SET PROBLEM →
Your reply should be one number: the count of lines holding the word "активности".

INPUT ROWS →
········
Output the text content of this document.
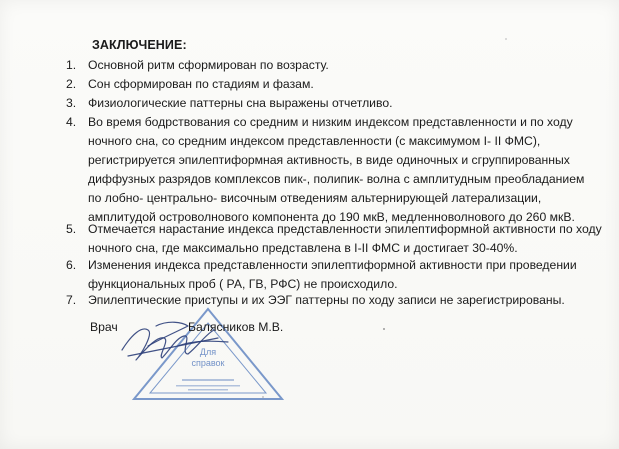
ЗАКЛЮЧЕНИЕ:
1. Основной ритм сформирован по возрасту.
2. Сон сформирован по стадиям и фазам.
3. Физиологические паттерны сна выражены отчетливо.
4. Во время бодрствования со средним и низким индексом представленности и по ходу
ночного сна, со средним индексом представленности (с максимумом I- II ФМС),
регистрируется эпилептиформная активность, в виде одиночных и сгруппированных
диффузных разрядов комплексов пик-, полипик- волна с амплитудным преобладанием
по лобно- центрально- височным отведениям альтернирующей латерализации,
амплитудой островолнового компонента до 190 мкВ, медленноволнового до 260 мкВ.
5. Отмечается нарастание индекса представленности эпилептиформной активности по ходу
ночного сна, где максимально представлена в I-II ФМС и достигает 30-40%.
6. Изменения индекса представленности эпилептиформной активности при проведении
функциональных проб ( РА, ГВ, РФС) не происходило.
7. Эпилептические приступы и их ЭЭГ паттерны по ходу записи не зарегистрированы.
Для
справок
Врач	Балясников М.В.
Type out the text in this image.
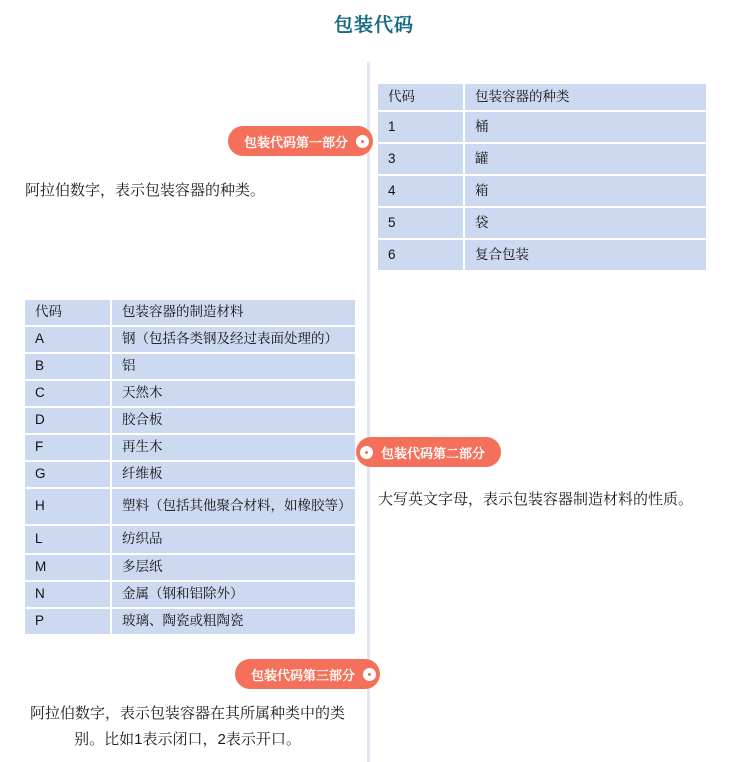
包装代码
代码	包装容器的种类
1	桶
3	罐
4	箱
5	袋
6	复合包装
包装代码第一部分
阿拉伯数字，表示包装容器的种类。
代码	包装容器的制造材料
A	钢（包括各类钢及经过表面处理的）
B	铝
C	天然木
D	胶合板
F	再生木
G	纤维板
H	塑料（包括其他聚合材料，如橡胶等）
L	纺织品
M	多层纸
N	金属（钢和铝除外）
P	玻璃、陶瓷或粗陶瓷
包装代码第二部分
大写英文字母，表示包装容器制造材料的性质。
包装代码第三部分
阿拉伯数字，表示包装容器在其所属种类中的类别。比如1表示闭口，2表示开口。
········
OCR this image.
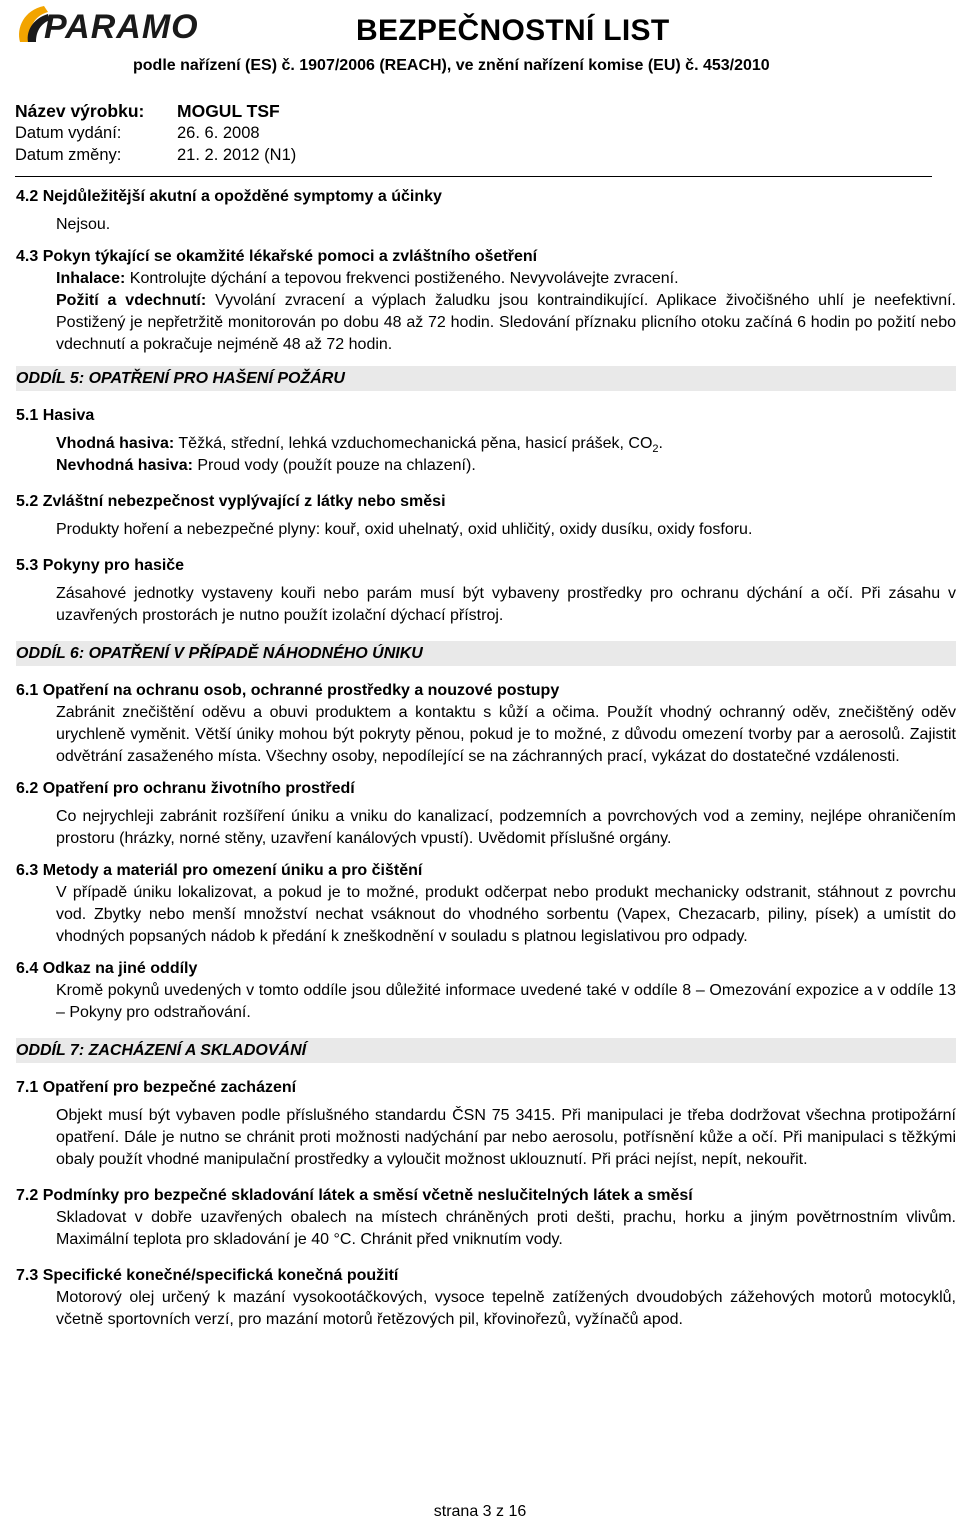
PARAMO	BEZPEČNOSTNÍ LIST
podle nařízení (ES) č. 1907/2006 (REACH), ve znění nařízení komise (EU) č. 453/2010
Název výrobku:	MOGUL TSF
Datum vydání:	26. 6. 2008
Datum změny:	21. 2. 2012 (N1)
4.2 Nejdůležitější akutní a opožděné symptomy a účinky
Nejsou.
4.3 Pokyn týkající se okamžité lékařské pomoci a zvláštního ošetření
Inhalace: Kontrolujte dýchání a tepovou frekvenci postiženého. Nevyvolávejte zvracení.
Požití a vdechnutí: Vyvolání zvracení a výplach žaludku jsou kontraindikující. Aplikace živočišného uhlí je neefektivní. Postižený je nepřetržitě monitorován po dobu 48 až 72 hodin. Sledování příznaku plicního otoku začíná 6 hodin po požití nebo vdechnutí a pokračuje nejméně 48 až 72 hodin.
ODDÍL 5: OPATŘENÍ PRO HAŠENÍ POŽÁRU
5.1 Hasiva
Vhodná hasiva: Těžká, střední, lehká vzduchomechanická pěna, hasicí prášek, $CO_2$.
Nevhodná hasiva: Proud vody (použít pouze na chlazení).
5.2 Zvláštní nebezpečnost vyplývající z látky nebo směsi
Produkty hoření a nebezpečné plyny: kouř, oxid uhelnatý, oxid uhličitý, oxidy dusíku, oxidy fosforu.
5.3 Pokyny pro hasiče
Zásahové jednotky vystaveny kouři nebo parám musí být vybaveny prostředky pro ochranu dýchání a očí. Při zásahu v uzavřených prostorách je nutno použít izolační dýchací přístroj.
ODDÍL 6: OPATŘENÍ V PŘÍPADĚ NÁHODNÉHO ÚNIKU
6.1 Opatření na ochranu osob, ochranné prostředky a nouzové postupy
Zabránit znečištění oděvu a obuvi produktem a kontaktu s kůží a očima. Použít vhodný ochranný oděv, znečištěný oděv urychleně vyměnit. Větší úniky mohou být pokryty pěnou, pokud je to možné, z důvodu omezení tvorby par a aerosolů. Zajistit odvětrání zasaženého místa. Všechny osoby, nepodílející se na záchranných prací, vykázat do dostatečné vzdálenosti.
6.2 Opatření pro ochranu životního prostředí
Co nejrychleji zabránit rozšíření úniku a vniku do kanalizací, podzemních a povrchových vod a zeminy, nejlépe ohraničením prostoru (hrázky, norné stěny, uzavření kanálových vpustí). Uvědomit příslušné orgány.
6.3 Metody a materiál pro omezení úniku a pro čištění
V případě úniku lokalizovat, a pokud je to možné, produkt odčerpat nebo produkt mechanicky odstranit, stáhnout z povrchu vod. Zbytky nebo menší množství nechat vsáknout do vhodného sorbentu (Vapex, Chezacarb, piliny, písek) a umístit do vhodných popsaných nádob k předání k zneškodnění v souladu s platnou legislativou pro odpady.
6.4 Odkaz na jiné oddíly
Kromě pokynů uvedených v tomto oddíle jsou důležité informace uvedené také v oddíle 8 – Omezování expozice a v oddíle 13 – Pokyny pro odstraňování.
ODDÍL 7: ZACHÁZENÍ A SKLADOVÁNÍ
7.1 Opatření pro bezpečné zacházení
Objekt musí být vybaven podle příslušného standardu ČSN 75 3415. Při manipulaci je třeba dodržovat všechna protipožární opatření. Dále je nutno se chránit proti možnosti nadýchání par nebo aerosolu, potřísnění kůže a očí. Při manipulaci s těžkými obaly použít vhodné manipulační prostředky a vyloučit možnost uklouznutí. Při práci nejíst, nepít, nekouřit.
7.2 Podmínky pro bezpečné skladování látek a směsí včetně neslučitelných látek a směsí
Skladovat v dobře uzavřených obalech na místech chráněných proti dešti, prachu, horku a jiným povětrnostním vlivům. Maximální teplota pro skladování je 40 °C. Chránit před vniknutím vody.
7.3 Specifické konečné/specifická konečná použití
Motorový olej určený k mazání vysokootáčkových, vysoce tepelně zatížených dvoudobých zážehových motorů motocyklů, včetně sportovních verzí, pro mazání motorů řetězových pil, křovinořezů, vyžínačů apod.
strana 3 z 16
········
THE OUTPUT →
2